▶ [Problem description]
Retype the entries from the line with "svg-text:G23: G23: [526, 497, 542, 506]" to the line with "svg-text:(AM/FM): (AM/FM): [533, 399, 564, 408]", both included, exactly as they appear.

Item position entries
## Begin
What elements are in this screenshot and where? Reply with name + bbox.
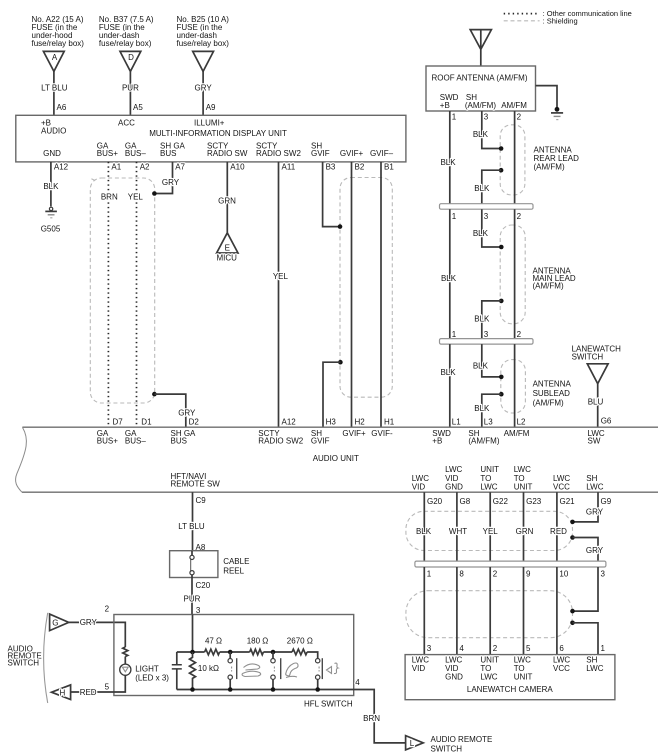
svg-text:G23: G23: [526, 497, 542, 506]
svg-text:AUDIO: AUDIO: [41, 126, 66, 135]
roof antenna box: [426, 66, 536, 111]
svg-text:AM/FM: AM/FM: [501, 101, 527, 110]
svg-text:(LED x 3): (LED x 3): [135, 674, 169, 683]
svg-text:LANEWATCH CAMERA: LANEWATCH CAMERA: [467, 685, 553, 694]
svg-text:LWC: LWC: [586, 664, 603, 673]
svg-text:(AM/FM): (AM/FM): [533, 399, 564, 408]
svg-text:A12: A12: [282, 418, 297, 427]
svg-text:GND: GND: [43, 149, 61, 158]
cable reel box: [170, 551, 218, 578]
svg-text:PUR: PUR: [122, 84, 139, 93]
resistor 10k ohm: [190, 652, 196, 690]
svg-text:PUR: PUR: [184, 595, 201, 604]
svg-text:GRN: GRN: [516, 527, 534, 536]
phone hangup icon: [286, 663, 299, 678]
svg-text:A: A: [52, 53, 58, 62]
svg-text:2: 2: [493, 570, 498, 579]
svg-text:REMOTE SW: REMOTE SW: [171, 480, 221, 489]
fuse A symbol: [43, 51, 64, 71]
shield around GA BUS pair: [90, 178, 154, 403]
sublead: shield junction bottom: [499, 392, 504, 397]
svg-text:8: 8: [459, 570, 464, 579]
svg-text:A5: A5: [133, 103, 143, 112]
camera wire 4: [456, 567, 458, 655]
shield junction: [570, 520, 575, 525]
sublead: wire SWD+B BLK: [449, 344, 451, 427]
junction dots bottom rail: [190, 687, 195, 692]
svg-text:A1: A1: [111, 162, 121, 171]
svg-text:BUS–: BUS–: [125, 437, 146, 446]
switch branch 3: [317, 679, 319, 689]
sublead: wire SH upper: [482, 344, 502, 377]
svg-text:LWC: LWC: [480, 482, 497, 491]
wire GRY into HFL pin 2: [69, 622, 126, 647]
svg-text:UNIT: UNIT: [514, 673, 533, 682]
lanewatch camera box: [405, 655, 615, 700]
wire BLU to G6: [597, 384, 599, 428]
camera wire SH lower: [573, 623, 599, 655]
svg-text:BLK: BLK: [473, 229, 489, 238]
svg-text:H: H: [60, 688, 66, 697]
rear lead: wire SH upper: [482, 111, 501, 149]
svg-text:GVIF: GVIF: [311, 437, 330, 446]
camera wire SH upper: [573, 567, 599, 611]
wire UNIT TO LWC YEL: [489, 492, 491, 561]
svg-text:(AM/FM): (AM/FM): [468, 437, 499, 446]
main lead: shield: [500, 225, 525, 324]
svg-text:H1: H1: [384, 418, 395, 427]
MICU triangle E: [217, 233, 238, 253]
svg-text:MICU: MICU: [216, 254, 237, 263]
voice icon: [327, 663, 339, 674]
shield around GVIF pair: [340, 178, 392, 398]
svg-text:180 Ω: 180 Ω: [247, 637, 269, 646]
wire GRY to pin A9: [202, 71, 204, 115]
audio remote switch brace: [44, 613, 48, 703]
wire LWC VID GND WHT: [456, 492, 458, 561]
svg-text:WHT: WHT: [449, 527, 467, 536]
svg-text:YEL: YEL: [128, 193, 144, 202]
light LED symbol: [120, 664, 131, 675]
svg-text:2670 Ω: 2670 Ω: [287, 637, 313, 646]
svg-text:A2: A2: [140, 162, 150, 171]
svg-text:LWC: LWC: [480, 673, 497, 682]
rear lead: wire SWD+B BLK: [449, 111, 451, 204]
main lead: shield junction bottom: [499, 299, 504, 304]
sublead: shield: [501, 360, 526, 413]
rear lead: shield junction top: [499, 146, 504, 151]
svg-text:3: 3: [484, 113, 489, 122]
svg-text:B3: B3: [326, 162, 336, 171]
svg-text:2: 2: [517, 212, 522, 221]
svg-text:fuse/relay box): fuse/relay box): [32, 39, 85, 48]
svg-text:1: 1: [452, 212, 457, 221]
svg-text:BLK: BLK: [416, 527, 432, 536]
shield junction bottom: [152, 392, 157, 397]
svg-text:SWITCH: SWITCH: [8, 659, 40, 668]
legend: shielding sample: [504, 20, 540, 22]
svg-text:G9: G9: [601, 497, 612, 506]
## End
▶ [Correct answer]
svg-text:G23: G23: [526, 497, 542, 506]
svg-text:AUDIO: AUDIO: [41, 126, 66, 135]
roof antenna box: [426, 66, 536, 111]
svg-text:AM/FM: AM/FM: [501, 101, 527, 110]
svg-text:(LED x 3): (LED x 3): [135, 674, 169, 683]
svg-text:LANEWATCH CAMERA: LANEWATCH CAMERA: [467, 685, 553, 694]
svg-text:LWC: LWC: [586, 664, 603, 673]
svg-text:(AM/FM): (AM/FM): [533, 399, 564, 408]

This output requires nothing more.